*EXERCISE INSTRUCTIONS*. Keep only the lines that hold the string "Reachability", filtering out the rest of the entries below.

*DATA IN THIS EXERCISE*.
= = =
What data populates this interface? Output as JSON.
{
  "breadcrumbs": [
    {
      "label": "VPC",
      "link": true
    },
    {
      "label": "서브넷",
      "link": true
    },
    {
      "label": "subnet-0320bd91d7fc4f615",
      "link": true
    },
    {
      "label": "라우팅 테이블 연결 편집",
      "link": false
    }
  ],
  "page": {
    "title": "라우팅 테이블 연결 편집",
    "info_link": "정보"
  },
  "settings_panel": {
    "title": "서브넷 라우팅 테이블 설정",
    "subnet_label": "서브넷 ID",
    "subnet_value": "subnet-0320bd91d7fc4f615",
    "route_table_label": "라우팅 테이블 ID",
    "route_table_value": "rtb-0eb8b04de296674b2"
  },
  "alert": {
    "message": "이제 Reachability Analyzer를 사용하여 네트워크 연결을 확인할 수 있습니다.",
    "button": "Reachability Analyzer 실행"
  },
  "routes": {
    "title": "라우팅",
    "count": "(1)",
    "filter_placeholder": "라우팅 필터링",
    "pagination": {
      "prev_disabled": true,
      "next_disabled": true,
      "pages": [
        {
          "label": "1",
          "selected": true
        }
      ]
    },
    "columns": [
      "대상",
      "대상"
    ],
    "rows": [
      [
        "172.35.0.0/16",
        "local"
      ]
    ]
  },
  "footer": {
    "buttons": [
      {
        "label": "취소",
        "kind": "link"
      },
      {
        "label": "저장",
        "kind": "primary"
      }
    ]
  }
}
= = =
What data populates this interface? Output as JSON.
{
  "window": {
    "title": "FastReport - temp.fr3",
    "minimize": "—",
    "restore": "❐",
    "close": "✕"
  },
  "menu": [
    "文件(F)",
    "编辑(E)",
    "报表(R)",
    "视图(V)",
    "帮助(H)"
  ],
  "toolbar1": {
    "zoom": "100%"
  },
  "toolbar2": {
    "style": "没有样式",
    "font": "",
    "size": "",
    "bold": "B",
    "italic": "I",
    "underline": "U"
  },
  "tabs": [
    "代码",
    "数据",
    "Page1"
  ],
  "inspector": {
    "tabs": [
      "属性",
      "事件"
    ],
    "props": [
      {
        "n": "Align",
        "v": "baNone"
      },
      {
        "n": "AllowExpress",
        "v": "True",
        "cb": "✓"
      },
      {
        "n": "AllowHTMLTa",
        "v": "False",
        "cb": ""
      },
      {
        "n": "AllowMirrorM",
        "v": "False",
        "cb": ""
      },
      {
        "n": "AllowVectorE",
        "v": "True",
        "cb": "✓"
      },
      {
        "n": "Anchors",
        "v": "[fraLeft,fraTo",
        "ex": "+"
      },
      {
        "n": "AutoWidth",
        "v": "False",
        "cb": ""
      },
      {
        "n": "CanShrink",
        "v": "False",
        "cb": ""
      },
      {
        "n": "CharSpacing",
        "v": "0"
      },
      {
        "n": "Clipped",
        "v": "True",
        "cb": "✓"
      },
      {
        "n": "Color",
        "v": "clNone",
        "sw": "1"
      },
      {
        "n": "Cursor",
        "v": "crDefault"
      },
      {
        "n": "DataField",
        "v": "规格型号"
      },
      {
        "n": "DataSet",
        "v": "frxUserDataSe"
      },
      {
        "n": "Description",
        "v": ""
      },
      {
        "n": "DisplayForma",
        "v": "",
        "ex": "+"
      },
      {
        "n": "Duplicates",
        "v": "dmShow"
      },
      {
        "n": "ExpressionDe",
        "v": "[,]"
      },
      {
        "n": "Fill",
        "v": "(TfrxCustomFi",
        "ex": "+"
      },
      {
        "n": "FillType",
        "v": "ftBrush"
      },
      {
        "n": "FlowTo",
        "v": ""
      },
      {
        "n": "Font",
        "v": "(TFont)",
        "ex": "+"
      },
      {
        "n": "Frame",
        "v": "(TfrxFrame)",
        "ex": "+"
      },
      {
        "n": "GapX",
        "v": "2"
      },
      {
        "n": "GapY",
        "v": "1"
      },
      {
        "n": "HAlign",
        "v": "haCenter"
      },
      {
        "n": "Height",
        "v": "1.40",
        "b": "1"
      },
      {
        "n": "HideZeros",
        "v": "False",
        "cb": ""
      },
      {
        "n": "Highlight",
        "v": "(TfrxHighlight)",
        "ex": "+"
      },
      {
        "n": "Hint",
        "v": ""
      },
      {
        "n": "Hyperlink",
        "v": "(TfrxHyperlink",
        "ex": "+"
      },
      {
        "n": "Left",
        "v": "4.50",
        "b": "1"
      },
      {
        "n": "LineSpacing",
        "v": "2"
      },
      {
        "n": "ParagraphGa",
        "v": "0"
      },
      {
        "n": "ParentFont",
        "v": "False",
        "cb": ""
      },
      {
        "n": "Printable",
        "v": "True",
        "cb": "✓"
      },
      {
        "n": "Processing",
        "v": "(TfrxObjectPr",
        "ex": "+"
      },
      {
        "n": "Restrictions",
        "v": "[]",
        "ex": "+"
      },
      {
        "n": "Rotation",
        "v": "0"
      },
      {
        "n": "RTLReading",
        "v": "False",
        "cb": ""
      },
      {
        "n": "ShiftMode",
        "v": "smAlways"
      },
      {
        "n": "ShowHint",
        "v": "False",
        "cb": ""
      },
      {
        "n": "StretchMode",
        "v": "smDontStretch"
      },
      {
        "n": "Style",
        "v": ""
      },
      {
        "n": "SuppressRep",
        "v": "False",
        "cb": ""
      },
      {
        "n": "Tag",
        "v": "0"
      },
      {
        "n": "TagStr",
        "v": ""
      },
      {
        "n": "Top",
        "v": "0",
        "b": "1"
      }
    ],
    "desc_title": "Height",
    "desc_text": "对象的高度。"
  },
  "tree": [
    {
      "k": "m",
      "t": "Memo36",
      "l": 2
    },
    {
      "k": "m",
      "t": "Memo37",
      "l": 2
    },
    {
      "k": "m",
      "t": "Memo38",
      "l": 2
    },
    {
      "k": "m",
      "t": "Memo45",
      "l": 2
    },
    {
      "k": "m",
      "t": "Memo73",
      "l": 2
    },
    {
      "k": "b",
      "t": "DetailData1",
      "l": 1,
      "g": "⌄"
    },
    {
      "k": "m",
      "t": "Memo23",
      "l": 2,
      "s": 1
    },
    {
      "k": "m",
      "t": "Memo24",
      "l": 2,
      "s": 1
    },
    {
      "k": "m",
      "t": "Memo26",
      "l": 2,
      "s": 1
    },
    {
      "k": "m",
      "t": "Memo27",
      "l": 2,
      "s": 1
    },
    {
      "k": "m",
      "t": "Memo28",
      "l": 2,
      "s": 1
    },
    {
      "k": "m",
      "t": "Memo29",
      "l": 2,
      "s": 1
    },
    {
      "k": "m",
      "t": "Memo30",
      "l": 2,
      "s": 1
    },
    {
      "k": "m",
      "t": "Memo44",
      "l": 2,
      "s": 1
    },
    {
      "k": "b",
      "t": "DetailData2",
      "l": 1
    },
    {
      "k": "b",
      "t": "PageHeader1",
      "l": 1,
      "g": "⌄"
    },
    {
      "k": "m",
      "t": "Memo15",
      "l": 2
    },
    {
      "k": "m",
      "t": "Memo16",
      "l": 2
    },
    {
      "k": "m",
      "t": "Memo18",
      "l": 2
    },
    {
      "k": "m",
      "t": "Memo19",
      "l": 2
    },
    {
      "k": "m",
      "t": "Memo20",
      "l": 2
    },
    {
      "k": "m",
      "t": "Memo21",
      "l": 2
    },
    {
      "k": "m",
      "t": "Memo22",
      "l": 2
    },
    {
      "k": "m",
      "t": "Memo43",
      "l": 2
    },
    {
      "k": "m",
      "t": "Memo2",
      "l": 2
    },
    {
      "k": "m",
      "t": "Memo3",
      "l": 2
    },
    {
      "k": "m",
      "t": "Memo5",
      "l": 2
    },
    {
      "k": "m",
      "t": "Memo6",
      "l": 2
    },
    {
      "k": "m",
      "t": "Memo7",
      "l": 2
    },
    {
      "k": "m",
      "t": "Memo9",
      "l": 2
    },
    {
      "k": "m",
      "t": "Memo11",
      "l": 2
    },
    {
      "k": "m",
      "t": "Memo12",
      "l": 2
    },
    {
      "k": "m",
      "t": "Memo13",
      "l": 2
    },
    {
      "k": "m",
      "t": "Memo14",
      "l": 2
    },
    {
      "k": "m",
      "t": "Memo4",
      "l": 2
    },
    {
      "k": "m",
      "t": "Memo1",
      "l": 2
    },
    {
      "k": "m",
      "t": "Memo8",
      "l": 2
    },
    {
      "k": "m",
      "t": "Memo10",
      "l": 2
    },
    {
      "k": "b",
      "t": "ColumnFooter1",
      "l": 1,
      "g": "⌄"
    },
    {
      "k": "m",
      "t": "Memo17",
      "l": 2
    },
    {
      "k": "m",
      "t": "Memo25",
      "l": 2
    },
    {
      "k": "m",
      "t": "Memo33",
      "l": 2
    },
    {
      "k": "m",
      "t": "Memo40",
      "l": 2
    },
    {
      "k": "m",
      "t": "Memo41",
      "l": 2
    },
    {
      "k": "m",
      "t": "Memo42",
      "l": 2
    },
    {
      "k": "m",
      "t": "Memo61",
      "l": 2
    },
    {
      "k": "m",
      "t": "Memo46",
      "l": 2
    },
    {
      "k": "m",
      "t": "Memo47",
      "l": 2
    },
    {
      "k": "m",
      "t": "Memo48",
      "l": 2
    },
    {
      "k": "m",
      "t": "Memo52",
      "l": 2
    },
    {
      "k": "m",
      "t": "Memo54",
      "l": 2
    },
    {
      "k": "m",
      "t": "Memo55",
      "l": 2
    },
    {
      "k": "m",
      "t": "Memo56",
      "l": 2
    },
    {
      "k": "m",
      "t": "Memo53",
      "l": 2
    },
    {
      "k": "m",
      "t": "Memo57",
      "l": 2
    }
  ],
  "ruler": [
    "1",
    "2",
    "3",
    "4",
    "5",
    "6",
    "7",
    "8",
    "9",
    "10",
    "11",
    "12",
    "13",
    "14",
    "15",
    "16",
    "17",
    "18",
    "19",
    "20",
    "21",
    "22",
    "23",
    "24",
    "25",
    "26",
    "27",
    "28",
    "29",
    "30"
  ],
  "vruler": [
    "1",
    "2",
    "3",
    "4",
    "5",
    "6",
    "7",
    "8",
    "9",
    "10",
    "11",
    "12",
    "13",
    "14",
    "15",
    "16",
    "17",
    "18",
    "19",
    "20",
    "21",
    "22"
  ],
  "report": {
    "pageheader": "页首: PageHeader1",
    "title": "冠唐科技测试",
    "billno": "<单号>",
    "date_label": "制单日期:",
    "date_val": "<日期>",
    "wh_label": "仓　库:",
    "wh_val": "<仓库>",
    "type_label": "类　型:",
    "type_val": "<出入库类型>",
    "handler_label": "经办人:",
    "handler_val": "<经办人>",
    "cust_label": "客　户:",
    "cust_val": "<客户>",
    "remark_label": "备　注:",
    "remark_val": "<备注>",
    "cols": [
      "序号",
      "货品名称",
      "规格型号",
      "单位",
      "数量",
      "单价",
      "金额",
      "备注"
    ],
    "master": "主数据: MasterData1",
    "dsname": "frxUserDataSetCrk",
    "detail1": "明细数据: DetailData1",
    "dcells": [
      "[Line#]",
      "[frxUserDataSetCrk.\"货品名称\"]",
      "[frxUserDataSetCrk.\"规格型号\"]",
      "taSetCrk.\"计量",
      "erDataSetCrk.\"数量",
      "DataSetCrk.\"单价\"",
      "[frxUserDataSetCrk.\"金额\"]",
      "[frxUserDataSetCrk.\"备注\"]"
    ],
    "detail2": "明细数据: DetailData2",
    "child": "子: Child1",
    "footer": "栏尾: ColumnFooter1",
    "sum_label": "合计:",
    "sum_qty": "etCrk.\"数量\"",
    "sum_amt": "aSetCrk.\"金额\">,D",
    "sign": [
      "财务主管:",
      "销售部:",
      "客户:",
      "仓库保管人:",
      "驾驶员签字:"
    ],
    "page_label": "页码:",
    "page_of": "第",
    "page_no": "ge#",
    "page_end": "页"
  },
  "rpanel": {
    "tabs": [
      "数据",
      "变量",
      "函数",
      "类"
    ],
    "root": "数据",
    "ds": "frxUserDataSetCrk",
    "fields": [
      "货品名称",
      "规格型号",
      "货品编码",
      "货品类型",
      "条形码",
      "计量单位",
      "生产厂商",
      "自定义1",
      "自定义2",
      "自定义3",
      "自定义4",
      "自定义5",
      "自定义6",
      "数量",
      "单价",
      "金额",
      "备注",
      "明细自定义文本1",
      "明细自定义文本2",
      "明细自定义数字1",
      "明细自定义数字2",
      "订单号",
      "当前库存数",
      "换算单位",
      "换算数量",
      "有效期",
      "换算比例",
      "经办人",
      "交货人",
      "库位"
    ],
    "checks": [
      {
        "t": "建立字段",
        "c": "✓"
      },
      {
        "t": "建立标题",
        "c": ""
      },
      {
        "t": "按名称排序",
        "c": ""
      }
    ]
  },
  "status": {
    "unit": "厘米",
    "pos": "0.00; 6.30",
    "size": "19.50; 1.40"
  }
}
= = =
*OUTPUT OF THE TASK*.
    "message": "이제 Reachability Analyzer를 사용하여 네트워크 연결을 확인할 수 있습니다.",
    "button": "Reachability Analyzer 실행"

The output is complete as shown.